[Stored entries]

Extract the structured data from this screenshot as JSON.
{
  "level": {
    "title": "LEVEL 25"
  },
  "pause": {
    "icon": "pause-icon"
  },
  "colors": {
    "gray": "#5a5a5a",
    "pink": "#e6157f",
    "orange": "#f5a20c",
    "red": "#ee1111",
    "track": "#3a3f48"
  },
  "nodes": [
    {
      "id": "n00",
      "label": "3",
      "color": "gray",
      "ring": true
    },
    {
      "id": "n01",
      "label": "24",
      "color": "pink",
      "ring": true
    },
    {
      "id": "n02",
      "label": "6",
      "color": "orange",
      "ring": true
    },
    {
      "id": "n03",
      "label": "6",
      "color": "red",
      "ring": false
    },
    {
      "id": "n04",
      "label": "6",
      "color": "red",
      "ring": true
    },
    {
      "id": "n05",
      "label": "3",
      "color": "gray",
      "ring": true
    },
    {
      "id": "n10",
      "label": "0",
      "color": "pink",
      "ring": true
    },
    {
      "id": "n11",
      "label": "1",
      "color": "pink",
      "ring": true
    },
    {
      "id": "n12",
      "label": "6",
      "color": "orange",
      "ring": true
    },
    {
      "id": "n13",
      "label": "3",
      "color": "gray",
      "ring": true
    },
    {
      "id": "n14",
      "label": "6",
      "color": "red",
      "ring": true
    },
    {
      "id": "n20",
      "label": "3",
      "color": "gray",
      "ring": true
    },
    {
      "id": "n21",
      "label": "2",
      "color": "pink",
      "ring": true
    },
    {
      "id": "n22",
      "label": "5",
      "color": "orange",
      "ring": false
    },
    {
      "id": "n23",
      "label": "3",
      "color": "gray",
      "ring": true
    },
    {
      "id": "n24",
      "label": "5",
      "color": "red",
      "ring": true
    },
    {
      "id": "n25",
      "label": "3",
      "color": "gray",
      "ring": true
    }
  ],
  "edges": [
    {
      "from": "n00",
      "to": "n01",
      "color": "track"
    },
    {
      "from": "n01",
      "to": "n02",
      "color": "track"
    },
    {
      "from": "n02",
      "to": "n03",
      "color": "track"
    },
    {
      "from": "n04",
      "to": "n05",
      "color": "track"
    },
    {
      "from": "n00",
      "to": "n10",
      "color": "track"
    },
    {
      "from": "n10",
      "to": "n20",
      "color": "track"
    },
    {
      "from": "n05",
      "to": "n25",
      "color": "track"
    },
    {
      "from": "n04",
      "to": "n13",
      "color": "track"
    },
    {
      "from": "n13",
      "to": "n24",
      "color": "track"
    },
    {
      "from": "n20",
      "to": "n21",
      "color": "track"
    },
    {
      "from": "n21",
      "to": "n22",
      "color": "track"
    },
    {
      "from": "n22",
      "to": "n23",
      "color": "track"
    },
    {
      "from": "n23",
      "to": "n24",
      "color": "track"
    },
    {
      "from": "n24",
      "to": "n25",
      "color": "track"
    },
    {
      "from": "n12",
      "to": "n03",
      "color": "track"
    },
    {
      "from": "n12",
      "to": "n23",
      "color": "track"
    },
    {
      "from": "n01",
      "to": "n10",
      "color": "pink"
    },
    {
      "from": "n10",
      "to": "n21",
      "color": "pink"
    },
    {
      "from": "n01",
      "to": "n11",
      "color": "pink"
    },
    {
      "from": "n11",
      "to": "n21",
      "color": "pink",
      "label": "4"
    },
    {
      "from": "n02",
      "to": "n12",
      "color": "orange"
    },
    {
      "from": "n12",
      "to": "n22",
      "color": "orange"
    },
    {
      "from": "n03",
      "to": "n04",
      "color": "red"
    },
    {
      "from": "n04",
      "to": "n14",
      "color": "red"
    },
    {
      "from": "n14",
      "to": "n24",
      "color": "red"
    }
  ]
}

- Task prompt
Exact output of every entry is required.

- Task result
Extract the structured data from this screenshot as JSON.
{
  "level": {
    "title": "LEVEL 25"
  },
  "pause": {
    "icon": "pause-icon"
  },
  "colors": {
    "gray": "#5a5a5a",
    "pink": "#e6157f",
    "orange": "#f5a20c",
    "red": "#ee1111",
    "track": "#3a3f48"
  },
  "nodes": [
    {
      "id": "n00",
      "label": "3",
      "color": "gray",
      "ring": true
    },
    {
      "id": "n01",
      "label": "24",
      "color": "pink",
      "ring": true
    },
    {
      "id": "n02",
      "label": "6",
      "color": "orange",
      "ring": true
    },
    {
      "id": "n03",
      "label": "6",
      "color": "red",
      "ring": false
    },
    {
      "id": "n04",
      "label": "6",
      "color": "red",
      "ring": true
    },
    {
      "id": "n05",
      "label": "3",
      "color": "gray",
      "ring": true
    },
    {
      "id": "n10",
      "label": "0",
      "color": "pink",
      "ring": true
    },
    {
      "id": "n11",
      "label": "1",
      "color": "pink",
      "ring": true
    },
    {
      "id": "n12",
      "label": "6",
      "color": "orange",
      "ring": true
    },
    {
      "id": "n13",
      "label": "3",
      "color": "gray",
      "ring": true
    },
    {
      "id": "n14",
      "label": "6",
      "color": "red",
      "ring": true
    },
    {
      "id": "n20",
      "label": "3",
      "color": "gray",
      "ring": true
    },
    {
      "id": "n21",
      "label": "2",
      "color": "pink",
      "ring": true
    },
    {
      "id": "n22",
      "label": "5",
      "color": "orange",
      "ring": false
    },
    {
      "id": "n23",
      "label": "3",
      "color": "gray",
      "ring": true
    },
    {
      "id": "n24",
      "label": "5",
      "color": "red",
      "ring": true
    },
    {
      "id": "n25",
      "label": "3",
      "color": "gray",
      "ring": true
    }
  ],
  "edges": [
    {
      "from": "n00",
      "to": "n01",
      "color": "track"
    },
    {
      "from": "n01",
      "to": "n02",
      "color": "track"
    },
    {
      "from": "n02",
      "to": "n03",
      "color": "track"
    },
    {
      "from": "n04",
      "to": "n05",
      "color": "track"
    },
    {
      "from": "n00",
      "to": "n10",
      "color": "track"
    },
    {
      "from": "n10",
      "to": "n20",
      "color": "track"
    },
    {
      "from": "n05",
      "to": "n25",
      "color": "track"
    },
    {
      "from": "n04",
      "to": "n13",
      "color": "track"
    },
    {
      "from": "n13",
      "to": "n24",
      "color": "track"
    },
    {
      "from": "n20",
      "to": "n21",
      "color": "track"
    },
    {
      "from": "n21",
      "to": "n22",
      "color": "track"
    },
    {
      "from": "n22",
      "to": "n23",
      "color": "track"
    },
    {
      "from": "n23",
      "to": "n24",
      "color": "track"
    },
    {
      "from": "n24",
      "to": "n25",
      "color": "track"
    },
    {
      "from": "n12",
      "to": "n03",
      "color": "track"
    },
    {
      "from": "n12",
      "to": "n23",
      "color": "track"
    },
    {
      "from": "n01",
      "to": "n10",
      "color": "pink"
    },
    {
      "from": "n10",
      "to": "n21",
      "color": "pink"
    },
    {
      "from": "n01",
      "to": "n11",
      "color": "pink"
    },
    {
      "from": "n11",
      "to": "n21",
      "color": "pink",
      "label": "4"
    },
    {
      "from": "n02",
      "to": "n12",
      "color": "orange"
    },
    {
      "from": "n12",
      "to": "n22",
      "color": "orange"
    },
    {
      "from": "n03",
      "to": "n04",
      "color": "red"
    },
    {
      "from": "n04",
      "to": "n14",
      "color": "red"
    },
    {
      "from": "n14",
      "to": "n24",
      "color": "red"
    }
  ]
}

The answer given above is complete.